▶ [TASK PROMPT]: Copy the rows word for word, starting with the first row and ending with the row that contains "x-axis-ticks: 2020-04 2021-06", both included.

___ SUPPLIED DATA

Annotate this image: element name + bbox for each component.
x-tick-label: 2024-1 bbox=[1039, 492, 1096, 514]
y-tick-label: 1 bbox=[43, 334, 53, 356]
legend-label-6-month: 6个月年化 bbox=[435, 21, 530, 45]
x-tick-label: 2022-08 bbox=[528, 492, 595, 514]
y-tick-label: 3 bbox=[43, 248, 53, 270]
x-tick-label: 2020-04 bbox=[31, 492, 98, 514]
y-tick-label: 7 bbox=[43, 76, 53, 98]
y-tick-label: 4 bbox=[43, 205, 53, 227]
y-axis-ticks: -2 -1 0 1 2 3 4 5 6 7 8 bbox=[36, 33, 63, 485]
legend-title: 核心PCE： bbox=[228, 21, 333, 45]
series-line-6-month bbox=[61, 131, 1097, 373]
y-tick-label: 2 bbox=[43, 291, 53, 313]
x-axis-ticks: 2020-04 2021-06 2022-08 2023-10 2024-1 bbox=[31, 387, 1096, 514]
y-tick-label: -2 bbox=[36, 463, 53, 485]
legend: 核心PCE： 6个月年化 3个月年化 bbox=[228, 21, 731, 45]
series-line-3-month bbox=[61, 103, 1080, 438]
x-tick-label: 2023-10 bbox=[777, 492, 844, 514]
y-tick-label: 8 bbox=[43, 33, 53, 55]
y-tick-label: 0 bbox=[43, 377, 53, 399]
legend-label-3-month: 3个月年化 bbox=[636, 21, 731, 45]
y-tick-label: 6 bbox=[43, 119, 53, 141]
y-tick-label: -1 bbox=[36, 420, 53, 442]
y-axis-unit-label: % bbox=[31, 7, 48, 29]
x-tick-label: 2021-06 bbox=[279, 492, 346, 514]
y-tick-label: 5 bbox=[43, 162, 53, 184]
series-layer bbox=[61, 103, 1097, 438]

______

▶ [ANSWER TO THE EXERCISE]:
Annotate this image: element name + bbox for each component.
x-tick-label: 2024-1 bbox=[1039, 492, 1096, 514]
y-tick-label: 1 bbox=[43, 334, 53, 356]
legend-label-6-month: 6个月年化 bbox=[435, 21, 530, 45]
x-tick-label: 2022-08 bbox=[528, 492, 595, 514]
y-tick-label: 3 bbox=[43, 248, 53, 270]
x-tick-label: 2020-04 bbox=[31, 492, 98, 514]
y-tick-label: 7 bbox=[43, 76, 53, 98]
y-tick-label: 4 bbox=[43, 205, 53, 227]
y-axis-ticks: -2 -1 0 1 2 3 4 5 6 7 8 bbox=[36, 33, 63, 485]
legend-title: 核心PCE： bbox=[228, 21, 333, 45]
series-line-6-month bbox=[61, 131, 1097, 373]
y-tick-label: 2 bbox=[43, 291, 53, 313]
x-axis-ticks: 2020-04 2021-06 2022-08 2023-10 2024-1 bbox=[31, 387, 1096, 514]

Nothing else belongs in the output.